--- Begin ---

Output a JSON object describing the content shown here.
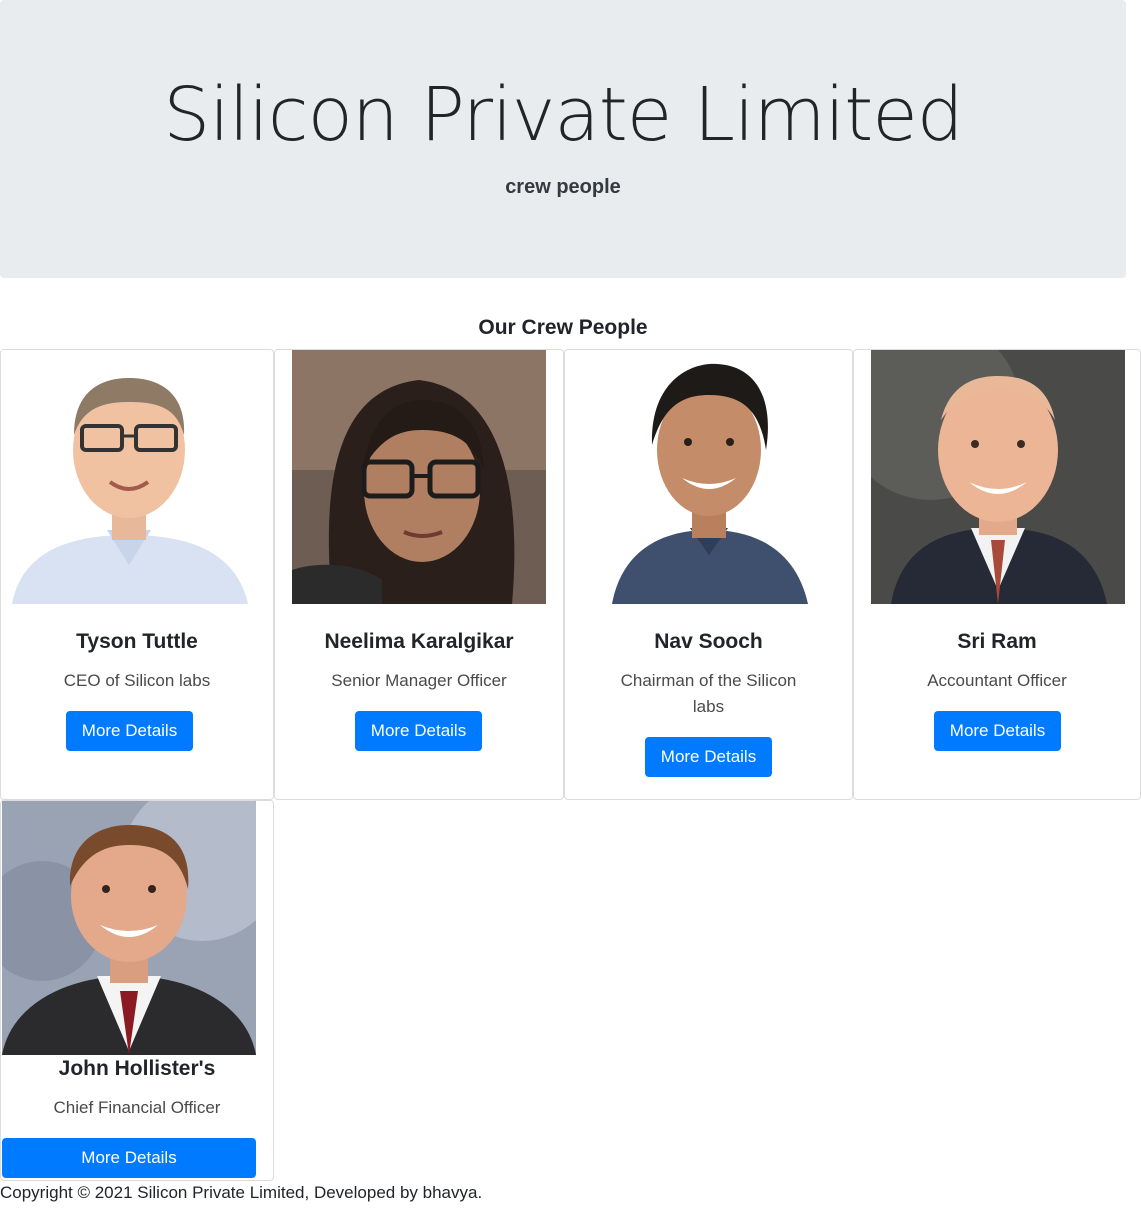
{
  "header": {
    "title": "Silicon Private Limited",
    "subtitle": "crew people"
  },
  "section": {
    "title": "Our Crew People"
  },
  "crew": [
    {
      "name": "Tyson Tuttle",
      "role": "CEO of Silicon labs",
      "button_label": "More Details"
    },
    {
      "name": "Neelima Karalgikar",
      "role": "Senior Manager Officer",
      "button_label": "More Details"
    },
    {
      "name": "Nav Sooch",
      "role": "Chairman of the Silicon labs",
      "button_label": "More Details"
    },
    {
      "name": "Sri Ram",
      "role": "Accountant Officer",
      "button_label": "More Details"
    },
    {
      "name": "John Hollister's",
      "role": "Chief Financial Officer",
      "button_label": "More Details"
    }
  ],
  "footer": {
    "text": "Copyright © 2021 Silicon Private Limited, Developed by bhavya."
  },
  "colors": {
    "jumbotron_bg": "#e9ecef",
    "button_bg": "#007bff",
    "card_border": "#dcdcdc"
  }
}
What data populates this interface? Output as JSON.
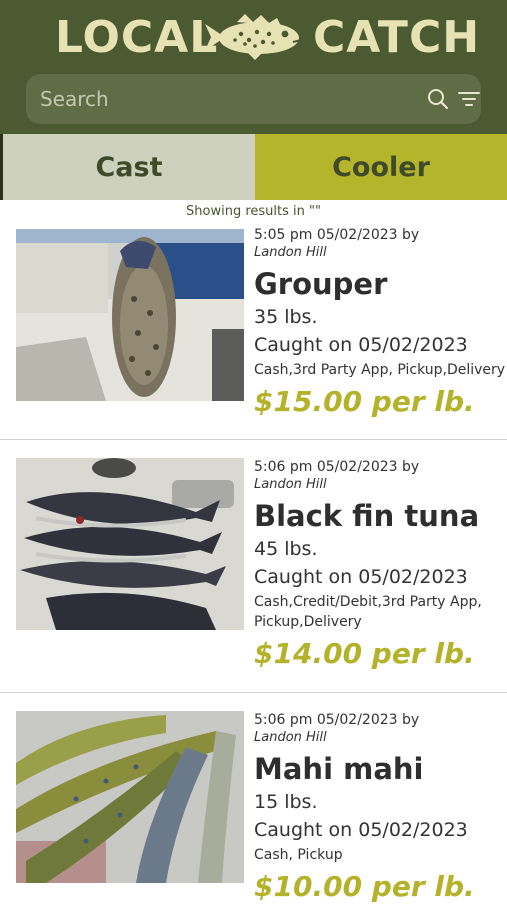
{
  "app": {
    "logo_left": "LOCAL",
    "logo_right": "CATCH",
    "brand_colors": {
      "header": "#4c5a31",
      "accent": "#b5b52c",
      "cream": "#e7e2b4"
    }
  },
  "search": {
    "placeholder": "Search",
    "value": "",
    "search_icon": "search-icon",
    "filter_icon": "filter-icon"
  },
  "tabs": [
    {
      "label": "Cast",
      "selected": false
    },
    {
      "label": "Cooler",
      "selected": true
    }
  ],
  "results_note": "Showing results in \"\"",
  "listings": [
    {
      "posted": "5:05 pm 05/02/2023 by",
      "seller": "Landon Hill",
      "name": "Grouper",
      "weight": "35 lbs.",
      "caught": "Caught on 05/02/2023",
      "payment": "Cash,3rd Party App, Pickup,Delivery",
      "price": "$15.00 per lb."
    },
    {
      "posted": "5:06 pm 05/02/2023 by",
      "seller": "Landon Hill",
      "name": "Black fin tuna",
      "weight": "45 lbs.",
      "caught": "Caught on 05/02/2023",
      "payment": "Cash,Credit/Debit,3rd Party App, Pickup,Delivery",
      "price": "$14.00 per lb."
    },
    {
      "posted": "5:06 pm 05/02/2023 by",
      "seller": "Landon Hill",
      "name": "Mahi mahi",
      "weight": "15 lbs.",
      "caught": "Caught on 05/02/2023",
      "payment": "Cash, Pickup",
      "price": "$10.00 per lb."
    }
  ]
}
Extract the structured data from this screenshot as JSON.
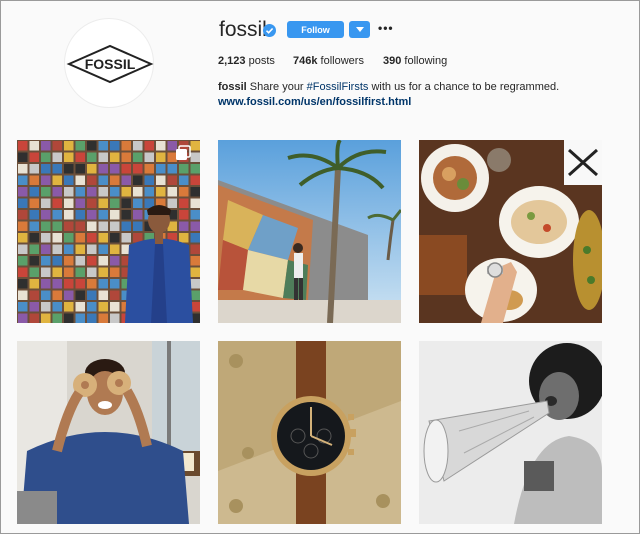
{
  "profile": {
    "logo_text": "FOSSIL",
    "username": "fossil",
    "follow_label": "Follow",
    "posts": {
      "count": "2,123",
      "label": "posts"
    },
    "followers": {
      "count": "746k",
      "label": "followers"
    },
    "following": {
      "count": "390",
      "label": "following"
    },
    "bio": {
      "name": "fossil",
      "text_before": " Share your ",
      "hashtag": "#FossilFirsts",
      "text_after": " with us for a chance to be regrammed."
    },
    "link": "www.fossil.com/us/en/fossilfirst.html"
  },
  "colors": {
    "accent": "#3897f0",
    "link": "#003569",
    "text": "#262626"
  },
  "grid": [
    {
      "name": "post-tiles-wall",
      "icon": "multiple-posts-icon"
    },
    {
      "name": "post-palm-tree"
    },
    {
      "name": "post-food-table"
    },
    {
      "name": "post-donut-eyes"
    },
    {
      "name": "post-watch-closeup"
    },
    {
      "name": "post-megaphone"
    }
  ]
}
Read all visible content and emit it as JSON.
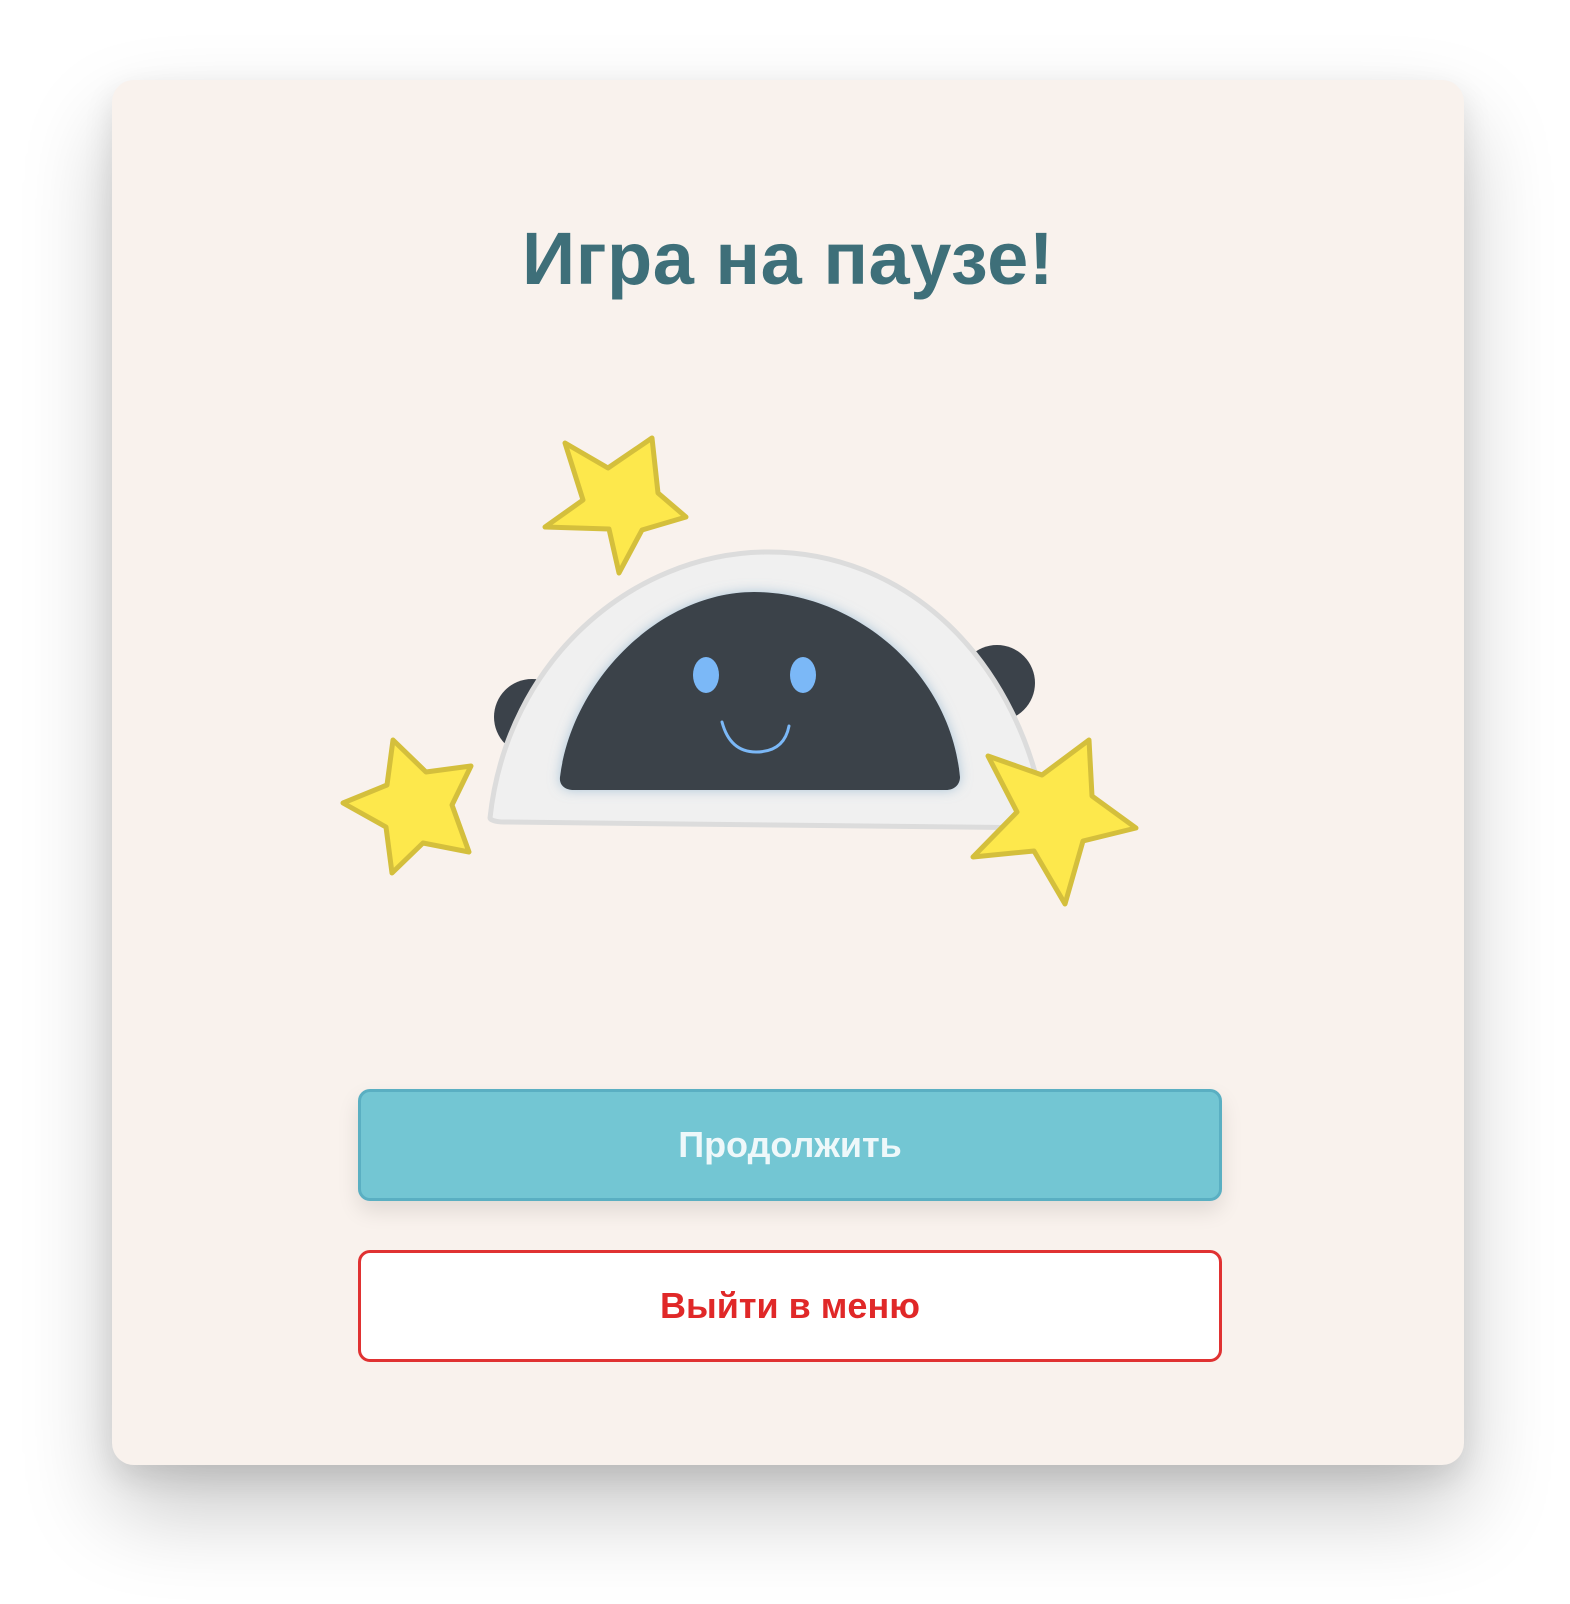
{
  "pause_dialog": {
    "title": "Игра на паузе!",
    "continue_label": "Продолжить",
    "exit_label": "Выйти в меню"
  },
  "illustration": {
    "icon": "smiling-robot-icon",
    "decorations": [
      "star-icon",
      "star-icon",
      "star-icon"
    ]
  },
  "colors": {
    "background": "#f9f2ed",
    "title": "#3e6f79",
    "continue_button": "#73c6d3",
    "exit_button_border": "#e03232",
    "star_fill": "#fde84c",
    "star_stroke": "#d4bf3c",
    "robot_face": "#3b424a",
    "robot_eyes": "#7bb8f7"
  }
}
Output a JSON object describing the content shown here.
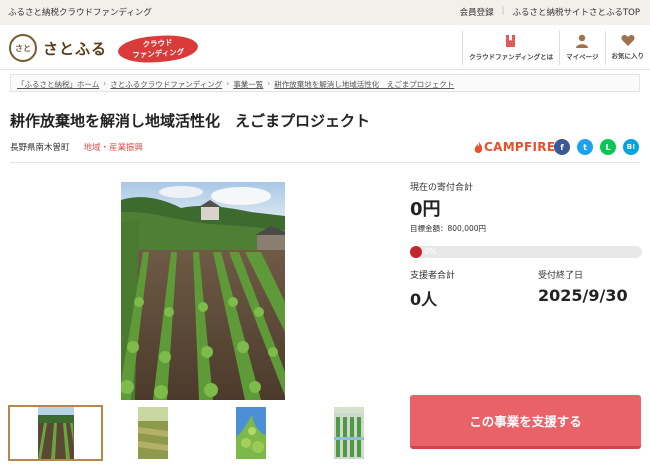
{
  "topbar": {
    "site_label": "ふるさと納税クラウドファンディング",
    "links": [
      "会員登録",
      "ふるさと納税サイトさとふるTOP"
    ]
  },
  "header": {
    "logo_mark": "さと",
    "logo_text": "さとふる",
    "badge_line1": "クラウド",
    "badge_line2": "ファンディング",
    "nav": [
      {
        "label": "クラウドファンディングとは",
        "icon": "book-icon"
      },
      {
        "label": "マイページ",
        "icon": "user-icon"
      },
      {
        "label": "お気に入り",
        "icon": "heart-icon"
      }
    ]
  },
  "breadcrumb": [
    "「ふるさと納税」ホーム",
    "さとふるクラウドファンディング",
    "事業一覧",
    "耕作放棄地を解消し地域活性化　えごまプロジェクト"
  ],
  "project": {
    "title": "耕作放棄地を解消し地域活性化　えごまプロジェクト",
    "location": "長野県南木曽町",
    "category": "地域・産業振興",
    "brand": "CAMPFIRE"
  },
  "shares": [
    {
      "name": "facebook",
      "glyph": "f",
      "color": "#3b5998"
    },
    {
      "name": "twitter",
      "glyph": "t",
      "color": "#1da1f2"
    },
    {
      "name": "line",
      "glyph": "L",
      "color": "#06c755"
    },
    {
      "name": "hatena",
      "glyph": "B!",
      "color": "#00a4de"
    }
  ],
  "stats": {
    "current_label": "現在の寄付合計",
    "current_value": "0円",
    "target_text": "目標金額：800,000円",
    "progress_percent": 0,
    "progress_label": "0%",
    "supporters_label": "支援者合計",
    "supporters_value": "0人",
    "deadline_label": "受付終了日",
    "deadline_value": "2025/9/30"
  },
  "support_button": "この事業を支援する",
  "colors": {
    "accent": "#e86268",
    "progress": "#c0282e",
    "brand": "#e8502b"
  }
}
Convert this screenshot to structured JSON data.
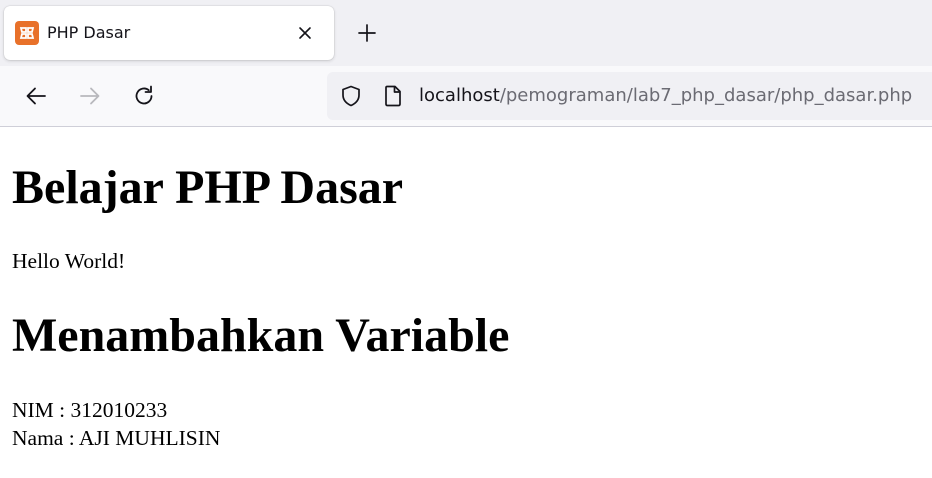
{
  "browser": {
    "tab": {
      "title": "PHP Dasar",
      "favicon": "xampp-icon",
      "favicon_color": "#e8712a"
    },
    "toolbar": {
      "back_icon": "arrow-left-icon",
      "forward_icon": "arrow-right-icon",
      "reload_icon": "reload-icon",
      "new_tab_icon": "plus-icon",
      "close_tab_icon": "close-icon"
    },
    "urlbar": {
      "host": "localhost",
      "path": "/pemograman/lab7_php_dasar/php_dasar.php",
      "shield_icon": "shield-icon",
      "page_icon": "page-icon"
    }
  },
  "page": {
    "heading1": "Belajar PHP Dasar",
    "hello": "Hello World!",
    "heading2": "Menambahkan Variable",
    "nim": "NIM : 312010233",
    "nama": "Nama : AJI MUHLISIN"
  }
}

--- End ---

● **PROBLEM DESCRIPTION**: Extract each line from the listing that holds the word "payment".

● **OUTPUT FOR THIS TASK**:
      "payment": "Cash,3rd Party App, Pickup,Delivery",
      "payment": "Cash,Credit/Debit,3rd Party App, Pickup,Delivery",
      "payment": "Cash, Pickup",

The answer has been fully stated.